(Supplied data):
^^^^^^^^
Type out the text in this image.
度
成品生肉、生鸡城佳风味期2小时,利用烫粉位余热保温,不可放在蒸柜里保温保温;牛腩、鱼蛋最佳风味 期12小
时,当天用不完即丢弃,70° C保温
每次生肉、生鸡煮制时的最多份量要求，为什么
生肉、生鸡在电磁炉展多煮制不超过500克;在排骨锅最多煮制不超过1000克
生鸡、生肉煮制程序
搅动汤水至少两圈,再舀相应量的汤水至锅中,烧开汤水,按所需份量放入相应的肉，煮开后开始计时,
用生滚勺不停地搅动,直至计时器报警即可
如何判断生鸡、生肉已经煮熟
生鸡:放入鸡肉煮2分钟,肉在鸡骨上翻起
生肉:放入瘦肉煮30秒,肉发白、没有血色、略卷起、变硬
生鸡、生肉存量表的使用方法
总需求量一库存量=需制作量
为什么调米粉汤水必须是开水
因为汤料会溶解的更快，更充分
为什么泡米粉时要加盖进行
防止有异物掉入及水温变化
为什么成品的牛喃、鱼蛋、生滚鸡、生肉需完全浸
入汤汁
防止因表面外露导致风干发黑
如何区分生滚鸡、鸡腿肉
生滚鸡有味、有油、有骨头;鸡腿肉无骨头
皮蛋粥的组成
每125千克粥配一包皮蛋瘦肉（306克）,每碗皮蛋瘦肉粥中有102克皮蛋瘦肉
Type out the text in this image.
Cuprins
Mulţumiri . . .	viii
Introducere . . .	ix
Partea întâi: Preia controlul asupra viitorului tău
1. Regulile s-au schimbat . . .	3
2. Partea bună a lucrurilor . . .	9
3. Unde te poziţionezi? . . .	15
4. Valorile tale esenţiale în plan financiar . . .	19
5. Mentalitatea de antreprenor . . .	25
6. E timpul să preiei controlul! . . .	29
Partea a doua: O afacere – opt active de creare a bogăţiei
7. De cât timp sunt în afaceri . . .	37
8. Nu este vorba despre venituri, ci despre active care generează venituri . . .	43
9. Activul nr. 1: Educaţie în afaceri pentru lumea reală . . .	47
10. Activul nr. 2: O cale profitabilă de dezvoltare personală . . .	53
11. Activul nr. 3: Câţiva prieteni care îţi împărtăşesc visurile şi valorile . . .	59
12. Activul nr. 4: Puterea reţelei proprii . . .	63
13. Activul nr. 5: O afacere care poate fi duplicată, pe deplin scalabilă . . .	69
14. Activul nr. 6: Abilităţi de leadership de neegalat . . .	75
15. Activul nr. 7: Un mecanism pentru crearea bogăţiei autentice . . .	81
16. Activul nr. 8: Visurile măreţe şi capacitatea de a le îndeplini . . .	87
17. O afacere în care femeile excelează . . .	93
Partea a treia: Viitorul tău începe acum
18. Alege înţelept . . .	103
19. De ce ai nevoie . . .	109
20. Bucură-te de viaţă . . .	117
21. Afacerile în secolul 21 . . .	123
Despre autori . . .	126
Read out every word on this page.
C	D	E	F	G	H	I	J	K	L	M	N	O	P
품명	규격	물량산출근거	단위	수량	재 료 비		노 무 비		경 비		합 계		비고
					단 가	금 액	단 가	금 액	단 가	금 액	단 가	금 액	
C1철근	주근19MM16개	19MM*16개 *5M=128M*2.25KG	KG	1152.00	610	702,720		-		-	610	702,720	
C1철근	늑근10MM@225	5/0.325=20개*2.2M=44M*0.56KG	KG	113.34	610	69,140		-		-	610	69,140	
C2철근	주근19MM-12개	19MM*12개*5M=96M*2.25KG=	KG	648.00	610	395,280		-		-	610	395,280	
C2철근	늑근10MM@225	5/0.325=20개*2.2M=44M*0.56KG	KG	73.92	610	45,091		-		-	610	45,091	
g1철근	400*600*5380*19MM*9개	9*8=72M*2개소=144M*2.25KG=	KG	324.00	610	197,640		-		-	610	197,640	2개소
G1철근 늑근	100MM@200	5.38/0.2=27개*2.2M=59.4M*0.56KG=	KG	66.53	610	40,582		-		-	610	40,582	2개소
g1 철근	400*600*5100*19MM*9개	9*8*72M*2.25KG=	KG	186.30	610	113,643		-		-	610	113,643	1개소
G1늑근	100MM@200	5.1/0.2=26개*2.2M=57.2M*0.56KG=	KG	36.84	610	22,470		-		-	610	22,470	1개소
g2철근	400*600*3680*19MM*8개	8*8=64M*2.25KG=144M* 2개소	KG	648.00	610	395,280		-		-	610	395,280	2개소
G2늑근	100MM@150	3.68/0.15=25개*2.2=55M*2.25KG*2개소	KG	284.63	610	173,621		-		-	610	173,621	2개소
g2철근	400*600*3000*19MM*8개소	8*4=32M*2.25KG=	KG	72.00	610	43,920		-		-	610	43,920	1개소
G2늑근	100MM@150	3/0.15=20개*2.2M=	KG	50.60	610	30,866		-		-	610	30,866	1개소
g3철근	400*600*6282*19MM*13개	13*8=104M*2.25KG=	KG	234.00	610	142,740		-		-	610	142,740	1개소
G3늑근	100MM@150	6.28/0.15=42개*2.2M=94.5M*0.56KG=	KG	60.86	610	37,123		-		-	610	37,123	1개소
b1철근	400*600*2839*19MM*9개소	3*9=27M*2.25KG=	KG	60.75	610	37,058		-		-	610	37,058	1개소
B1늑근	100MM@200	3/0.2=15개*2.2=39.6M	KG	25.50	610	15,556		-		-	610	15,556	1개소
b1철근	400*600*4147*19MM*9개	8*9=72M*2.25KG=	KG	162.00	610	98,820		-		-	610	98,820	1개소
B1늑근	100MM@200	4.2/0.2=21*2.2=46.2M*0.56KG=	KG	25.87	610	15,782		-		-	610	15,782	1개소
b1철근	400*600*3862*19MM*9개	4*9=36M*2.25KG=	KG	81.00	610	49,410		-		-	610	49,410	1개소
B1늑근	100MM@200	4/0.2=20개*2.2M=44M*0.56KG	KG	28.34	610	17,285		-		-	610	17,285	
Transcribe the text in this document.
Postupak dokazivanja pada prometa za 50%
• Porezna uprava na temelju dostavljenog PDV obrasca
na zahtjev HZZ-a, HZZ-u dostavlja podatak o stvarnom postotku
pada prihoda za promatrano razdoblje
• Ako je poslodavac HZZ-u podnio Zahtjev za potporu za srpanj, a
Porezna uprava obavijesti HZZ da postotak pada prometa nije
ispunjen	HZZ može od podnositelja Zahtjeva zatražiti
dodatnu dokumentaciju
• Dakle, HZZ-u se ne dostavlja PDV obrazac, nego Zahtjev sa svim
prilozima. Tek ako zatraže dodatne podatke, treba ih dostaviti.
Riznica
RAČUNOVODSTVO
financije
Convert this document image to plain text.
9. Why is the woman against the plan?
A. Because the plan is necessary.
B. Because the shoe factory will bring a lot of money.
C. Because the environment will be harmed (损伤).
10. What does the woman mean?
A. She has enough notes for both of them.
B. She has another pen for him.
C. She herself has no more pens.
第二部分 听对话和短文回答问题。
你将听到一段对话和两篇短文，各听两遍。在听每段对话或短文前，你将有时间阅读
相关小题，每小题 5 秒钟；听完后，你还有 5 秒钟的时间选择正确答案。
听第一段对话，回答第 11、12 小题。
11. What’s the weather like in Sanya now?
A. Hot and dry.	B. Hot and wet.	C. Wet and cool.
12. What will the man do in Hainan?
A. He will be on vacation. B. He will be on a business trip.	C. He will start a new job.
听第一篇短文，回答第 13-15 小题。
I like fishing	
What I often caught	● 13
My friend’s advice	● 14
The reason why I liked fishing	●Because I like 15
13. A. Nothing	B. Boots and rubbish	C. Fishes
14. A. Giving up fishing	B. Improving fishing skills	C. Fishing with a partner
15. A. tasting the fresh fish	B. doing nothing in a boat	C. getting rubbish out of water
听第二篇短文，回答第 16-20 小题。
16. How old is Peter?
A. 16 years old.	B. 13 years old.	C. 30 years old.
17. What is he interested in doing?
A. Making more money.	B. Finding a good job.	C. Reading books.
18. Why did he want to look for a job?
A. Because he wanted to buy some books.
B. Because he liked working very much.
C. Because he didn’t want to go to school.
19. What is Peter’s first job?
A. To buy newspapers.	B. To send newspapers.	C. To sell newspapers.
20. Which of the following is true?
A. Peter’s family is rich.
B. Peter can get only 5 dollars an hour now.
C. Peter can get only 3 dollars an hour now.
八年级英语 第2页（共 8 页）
^^^^^^^^
(Task requirements):
Repeat exactly the lines above, starting with the line that contains "Convert this document image to plain text." and ending with the last line, both included, and nothing else.

(Answer to this exercise):
Convert this document image to plain text.
9. Why is the woman against the plan?
A. Because the plan is necessary.
B. Because the shoe factory will bring a lot of money.
C. Because the environment will be harmed (损伤).
10. What does the woman mean?
A. She has enough notes for both of them.
B. She has another pen for him.
C. She herself has no more pens.
第二部分 听对话和短文回答问题。
你将听到一段对话和两篇短文，各听两遍。在听每段对话或短文前，你将有时间阅读
相关小题，每小题 5 秒钟；听完后，你还有 5 秒钟的时间选择正确答案。
听第一段对话，回答第 11、12 小题。
11. What’s the weather like in Sanya now?
A. Hot and dry.	B. Hot and wet.	C. Wet and cool.
12. What will the man do in Hainan?
A. He will be on vacation. B. He will be on a business trip.	C. He will start a new job.
听第一篇短文，回答第 13-15 小题。
I like fishing	
What I often caught	● 13
My friend’s advice	● 14
The reason why I liked fishing	●Because I like 15
13. A. Nothing	B. Boots and rubbish	C. Fishes
14. A. Giving up fishing	B. Improving fishing skills	C. Fishing with a partner
15. A. tasting the fresh fish	B. doing nothing in a boat	C. getting rubbish out of water
听第二篇短文，回答第 16-20 小题。
16. How old is Peter?
A. 16 years old.	B. 13 years old.	C. 30 years old.
17. What is he interested in doing?
A. Making more money.	B. Finding a good job.	C. Reading books.
18. Why did he want to look for a job?
A. Because he wanted to buy some books.
B. Because he liked working very much.
C. Because he didn’t want to go to school.
19. What is Peter’s first job?
A. To buy newspapers.	B. To send newspapers.	C. To sell newspapers.
20. Which of the following is true?
A. Peter’s family is rich.
B. Peter can get only 5 dollars an hour now.
C. Peter can get only 3 dollars an hour now.
八年级英语 第2页（共 8 页）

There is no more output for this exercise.